**INSTRUCTIONS FOR THE TASK**. Your job is to restate each entry word for word.

Excerpts from a figure dataset
• • • •

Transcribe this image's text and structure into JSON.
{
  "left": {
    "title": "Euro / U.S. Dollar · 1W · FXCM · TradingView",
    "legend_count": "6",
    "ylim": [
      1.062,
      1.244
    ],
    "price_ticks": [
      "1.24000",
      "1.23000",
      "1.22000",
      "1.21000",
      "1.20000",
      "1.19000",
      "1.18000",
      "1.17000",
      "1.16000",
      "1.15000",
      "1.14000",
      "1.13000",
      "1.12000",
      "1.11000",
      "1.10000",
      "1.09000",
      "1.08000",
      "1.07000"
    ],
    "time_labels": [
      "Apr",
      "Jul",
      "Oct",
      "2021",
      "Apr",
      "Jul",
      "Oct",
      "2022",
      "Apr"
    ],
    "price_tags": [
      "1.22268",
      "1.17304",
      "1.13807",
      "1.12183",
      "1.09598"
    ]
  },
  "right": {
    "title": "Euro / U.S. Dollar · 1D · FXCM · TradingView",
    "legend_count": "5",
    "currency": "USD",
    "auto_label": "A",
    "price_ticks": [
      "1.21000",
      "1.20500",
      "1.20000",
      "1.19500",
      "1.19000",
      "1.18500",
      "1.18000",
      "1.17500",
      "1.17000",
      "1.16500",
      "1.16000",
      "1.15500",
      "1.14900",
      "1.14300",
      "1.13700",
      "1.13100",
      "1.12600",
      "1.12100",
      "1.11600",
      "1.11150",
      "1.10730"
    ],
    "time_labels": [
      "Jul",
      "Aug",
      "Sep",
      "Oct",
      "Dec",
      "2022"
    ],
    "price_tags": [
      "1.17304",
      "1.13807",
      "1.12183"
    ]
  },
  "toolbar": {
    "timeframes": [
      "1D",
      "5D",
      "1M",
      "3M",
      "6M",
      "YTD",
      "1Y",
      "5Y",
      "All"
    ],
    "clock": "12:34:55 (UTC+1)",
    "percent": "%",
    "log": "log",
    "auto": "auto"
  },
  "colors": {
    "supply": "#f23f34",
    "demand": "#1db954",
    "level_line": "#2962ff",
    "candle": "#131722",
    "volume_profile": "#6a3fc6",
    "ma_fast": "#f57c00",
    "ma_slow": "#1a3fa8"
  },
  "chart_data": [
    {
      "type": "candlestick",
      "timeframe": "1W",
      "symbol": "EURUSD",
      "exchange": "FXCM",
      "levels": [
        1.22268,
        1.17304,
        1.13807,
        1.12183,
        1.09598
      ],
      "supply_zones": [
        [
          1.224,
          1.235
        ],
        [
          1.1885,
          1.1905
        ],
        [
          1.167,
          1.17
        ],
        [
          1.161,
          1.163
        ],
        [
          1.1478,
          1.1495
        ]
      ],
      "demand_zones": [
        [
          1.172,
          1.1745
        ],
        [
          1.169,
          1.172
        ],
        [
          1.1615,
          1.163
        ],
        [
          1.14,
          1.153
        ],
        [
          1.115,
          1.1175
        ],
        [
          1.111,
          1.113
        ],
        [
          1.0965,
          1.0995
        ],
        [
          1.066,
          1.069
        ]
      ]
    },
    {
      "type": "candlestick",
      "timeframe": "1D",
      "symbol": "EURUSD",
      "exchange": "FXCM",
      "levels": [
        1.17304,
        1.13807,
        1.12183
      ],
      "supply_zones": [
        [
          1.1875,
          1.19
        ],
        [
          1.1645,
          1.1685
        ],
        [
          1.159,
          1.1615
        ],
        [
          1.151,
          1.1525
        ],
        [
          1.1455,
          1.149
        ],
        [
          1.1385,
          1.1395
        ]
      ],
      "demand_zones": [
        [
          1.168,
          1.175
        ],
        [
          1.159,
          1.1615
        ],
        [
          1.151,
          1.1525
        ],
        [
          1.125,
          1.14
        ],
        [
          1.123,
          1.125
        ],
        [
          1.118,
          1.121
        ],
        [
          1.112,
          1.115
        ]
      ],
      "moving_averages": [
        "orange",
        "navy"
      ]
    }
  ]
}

• • • •

**PROBLEM SOLUTION**.
Transcribe this image's text and structure into JSON.
{
  "left": {
    "title": "Euro / U.S. Dollar · 1W · FXCM · TradingView",
    "legend_count": "6",
    "ylim": [
      1.062,
      1.244
    ],
    "price_ticks": [
      "1.24000",
      "1.23000",
      "1.22000",
      "1.21000",
      "1.20000",
      "1.19000",
      "1.18000",
      "1.17000",
      "1.16000",
      "1.15000",
      "1.14000",
      "1.13000",
      "1.12000",
      "1.11000",
      "1.10000",
      "1.09000",
      "1.08000",
      "1.07000"
    ],
    "time_labels": [
      "Apr",
      "Jul",
      "Oct",
      "2021",
      "Apr",
      "Jul",
      "Oct",
      "2022",
      "Apr"
    ],
    "price_tags": [
      "1.22268",
      "1.17304",
      "1.13807",
      "1.12183",
      "1.09598"
    ]
  },
  "right": {
    "title": "Euro / U.S. Dollar · 1D · FXCM · TradingView",
    "legend_count": "5",
    "currency": "USD",
    "auto_label": "A",
    "price_ticks": [
      "1.21000",
      "1.20500",
      "1.20000",
      "1.19500",
      "1.19000",
      "1.18500",
      "1.18000",
      "1.17500",
      "1.17000",
      "1.16500",
      "1.16000",
      "1.15500",
      "1.14900",
      "1.14300",
      "1.13700",
      "1.13100",
      "1.12600",
      "1.12100",
      "1.11600",
      "1.11150",
      "1.10730"
    ],
    "time_labels": [
      "Jul",
      "Aug",
      "Sep",
      "Oct",
      "Dec",
      "2022"
    ],
    "price_tags": [
      "1.17304",
      "1.13807",
      "1.12183"
    ]
  },
  "toolbar": {
    "timeframes": [
      "1D",
      "5D",
      "1M",
      "3M",
      "6M",
      "YTD",
      "1Y",
      "5Y",
      "All"
    ],
    "clock": "12:34:55 (UTC+1)",
    "percent": "%",
    "log": "log",
    "auto": "auto"
  },
  "colors": {
    "supply": "#f23f34",
    "demand": "#1db954",
    "level_line": "#2962ff",
    "candle": "#131722",
    "volume_profile": "#6a3fc6",
    "ma_fast": "#f57c00",
    "ma_slow": "#1a3fa8"
  },
  "chart_data": [
    {
      "type": "candlestick",
      "timeframe": "1W",
      "symbol": "EURUSD",
      "exchange": "FXCM",
      "levels": [
        1.22268,
        1.17304,
        1.13807,
        1.12183,
        1.09598
      ],
      "supply_zones": [
        [
          1.224,
          1.235
        ],
        [
          1.1885,
          1.1905
        ],
        [
          1.167,
          1.17
        ],
        [
          1.161,
          1.163
        ],
        [
          1.1478,
          1.1495
        ]
      ],
      "demand_zones": [
        [
          1.172,
          1.1745
        ],
        [
          1.169,
          1.172
        ],
        [
          1.1615,
          1.163
        ],
        [
          1.14,
          1.153
        ],
        [
          1.115,
          1.1175
        ],
        [
          1.111,
          1.113
        ],
        [
          1.0965,
          1.0995
        ],
        [
          1.066,
          1.069
        ]
      ]
    },
    {
      "type": "candlestick",
      "timeframe": "1D",
      "symbol": "EURUSD",
      "exchange": "FXCM",
      "levels": [
        1.17304,
        1.13807,
        1.12183
      ],
      "supply_zones": [
        [
          1.1875,
          1.19
        ],
        [
          1.1645,
          1.1685
        ],
        [
          1.159,
          1.1615
        ],
        [
          1.151,
          1.1525
        ],
        [
          1.1455,
          1.149
        ],
        [
          1.1385,
          1.1395
        ]
      ],
      "demand_zones": [
        [
          1.168,
          1.175
        ],
        [
          1.159,
          1.1615
        ],
        [
          1.151,
          1.1525
        ],
        [
          1.125,
          1.14
        ],
        [
          1.123,
          1.125
        ],
        [
          1.118,
          1.121
        ],
        [
          1.112,
          1.115
        ]
      ],
      "moving_averages": [
        "orange",
        "navy"
      ]
    }
  ]
}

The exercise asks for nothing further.